Figure collection entries ->
______

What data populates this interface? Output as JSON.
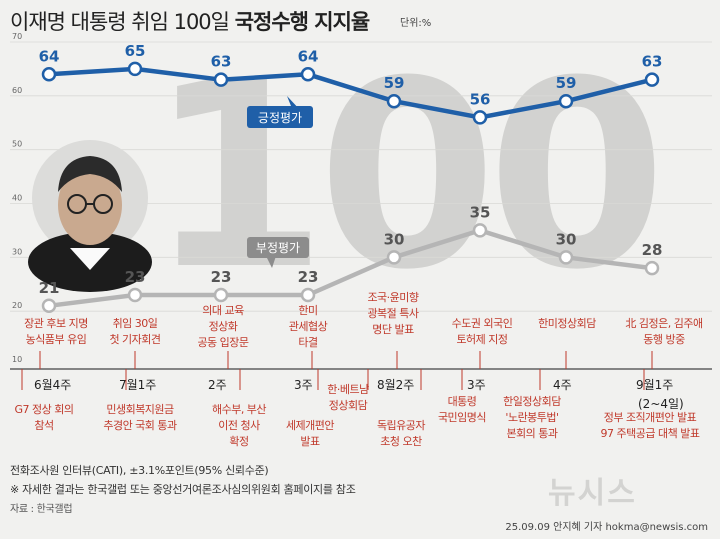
{
  "header": {
    "title_prefix": "이재명 대통령 취임 100일",
    "title_bold": "국정수행 지지율",
    "unit": "단위:%"
  },
  "chart_data": {
    "type": "line",
    "title": "이재명 대통령 취임 100일 국정수행 지지율",
    "ylabel": "단위:%",
    "ylim": [
      10,
      70
    ],
    "yticks": [
      "70",
      "60",
      "50",
      "40",
      "30",
      "20",
      "10"
    ],
    "background_text": "100",
    "categories": [
      "6월4주",
      "7월1주",
      "2주",
      "3주",
      "8월2주",
      "3주",
      "4주",
      "9월1주 (2~4일)"
    ],
    "series": [
      {
        "name": "긍정평가",
        "color": "#1f5fa8",
        "values": [
          64,
          65,
          63,
          64,
          59,
          56,
          59,
          63
        ]
      },
      {
        "name": "부정평가",
        "color": "#b5b5b5",
        "values": [
          21,
          23,
          23,
          23,
          30,
          35,
          30,
          28
        ]
      }
    ]
  },
  "weeks": [
    "6월4주",
    "7월1주",
    "2주",
    "3주",
    "8월2주",
    "3주",
    "4주",
    "9월1주",
    "(2~4일)"
  ],
  "events_above": [
    {
      "lines": [
        "장관 후보 지명",
        "농식품부 유임"
      ]
    },
    {
      "lines": [
        "취임 30일",
        "첫 기자회견"
      ]
    },
    {
      "lines": [
        "의대 교육",
        "정상화",
        "공동 입장문"
      ]
    },
    {
      "lines": [
        "한미",
        "관세협상",
        "타결"
      ]
    },
    {
      "lines": [
        "조국·윤미향",
        "광복절 특사",
        "명단 발표"
      ]
    },
    {
      "lines": [
        "수도권 외국인",
        "토허제 지정"
      ]
    },
    {
      "lines": [
        "한미정상회담"
      ]
    },
    {
      "lines": [
        "北 김정은, 김주애",
        "동행 방중"
      ]
    }
  ],
  "events_below": [
    {
      "lines": [
        "G7 정상 회의",
        "참석"
      ]
    },
    {
      "lines": [
        "민생회복지원금",
        "추경안 국회 통과"
      ]
    },
    {
      "lines": [
        "해수부, 부산",
        "이전 청사",
        "확정"
      ]
    },
    {
      "lines": [
        "세제개편안",
        "발표"
      ]
    },
    {
      "lines": [
        "한·베트남",
        "정상회담"
      ]
    },
    {
      "lines": [
        "독립유공자",
        "초청 오찬"
      ]
    },
    {
      "lines": [
        "대통령",
        "국민임명식"
      ]
    },
    {
      "lines": [
        "한일정상회담",
        "'노란봉투법'",
        "본회의 통과"
      ]
    },
    {
      "lines": [
        "정부 조직개편안 발표",
        "97 주택공급 대책 발표"
      ]
    }
  ],
  "footer": {
    "method": "전화조사원 인터뷰(CATI),   ±3.1%포인트(95% 신뢰수준)",
    "note": "※ 자세한 결과는 한국갤럽 또는 중앙선거여론조사심의위원회 홈페이지를 참조",
    "source": "자료 : 한국갤럽",
    "credit": "25.09.09  안지혜  기자  hokma@newsis.com",
    "logo": "뉴시스"
  }
}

______

Your objective -> Give the entries again word for word, but skip the pictures.

Solution for this problem ->
What data populates this interface? Output as JSON.
{
  "header": {
    "title_prefix": "이재명 대통령 취임 100일",
    "title_bold": "국정수행 지지율",
    "unit": "단위:%"
  },
  "chart_data": {
    "type": "line",
    "title": "이재명 대통령 취임 100일 국정수행 지지율",
    "ylabel": "단위:%",
    "ylim": [
      10,
      70
    ],
    "yticks": [
      "70",
      "60",
      "50",
      "40",
      "30",
      "20",
      "10"
    ],
    "background_text": "100",
    "categories": [
      "6월4주",
      "7월1주",
      "2주",
      "3주",
      "8월2주",
      "3주",
      "4주",
      "9월1주 (2~4일)"
    ],
    "series": [
      {
        "name": "긍정평가",
        "color": "#1f5fa8",
        "values": [
          64,
          65,
          63,
          64,
          59,
          56,
          59,
          63
        ]
      },
      {
        "name": "부정평가",
        "color": "#b5b5b5",
        "values": [
          21,
          23,
          23,
          23,
          30,
          35,
          30,
          28
        ]
      }
    ]
  },
  "weeks": [
    "6월4주",
    "7월1주",
    "2주",
    "3주",
    "8월2주",
    "3주",
    "4주",
    "9월1주",
    "(2~4일)"
  ],
  "events_above": [
    {
      "lines": [
        "장관 후보 지명",
        "농식품부 유임"
      ]
    },
    {
      "lines": [
        "취임 30일",
        "첫 기자회견"
      ]
    },
    {
      "lines": [
        "의대 교육",
        "정상화",
        "공동 입장문"
      ]
    },
    {
      "lines": [
        "한미",
        "관세협상",
        "타결"
      ]
    },
    {
      "lines": [
        "조국·윤미향",
        "광복절 특사",
        "명단 발표"
      ]
    },
    {
      "lines": [
        "수도권 외국인",
        "토허제 지정"
      ]
    },
    {
      "lines": [
        "한미정상회담"
      ]
    },
    {
      "lines": [
        "北 김정은, 김주애",
        "동행 방중"
      ]
    }
  ],
  "events_below": [
    {
      "lines": [
        "G7 정상 회의",
        "참석"
      ]
    },
    {
      "lines": [
        "민생회복지원금",
        "추경안 국회 통과"
      ]
    },
    {
      "lines": [
        "해수부, 부산",
        "이전 청사",
        "확정"
      ]
    },
    {
      "lines": [
        "세제개편안",
        "발표"
      ]
    },
    {
      "lines": [
        "한·베트남",
        "정상회담"
      ]
    },
    {
      "lines": [
        "독립유공자",
        "초청 오찬"
      ]
    },
    {
      "lines": [
        "대통령",
        "국민임명식"
      ]
    },
    {
      "lines": [
        "한일정상회담",
        "'노란봉투법'",
        "본회의 통과"
      ]
    },
    {
      "lines": [
        "정부 조직개편안 발표",
        "97 주택공급 대책 발표"
      ]
    }
  ],
  "footer": {
    "method": "전화조사원 인터뷰(CATI),   ±3.1%포인트(95% 신뢰수준)",
    "note": "※ 자세한 결과는 한국갤럽 또는 중앙선거여론조사심의위원회 홈페이지를 참조",
    "source": "자료 : 한국갤럽",
    "credit": "25.09.09  안지혜  기자  hokma@newsis.com",
    "logo": "뉴시스"
  }
}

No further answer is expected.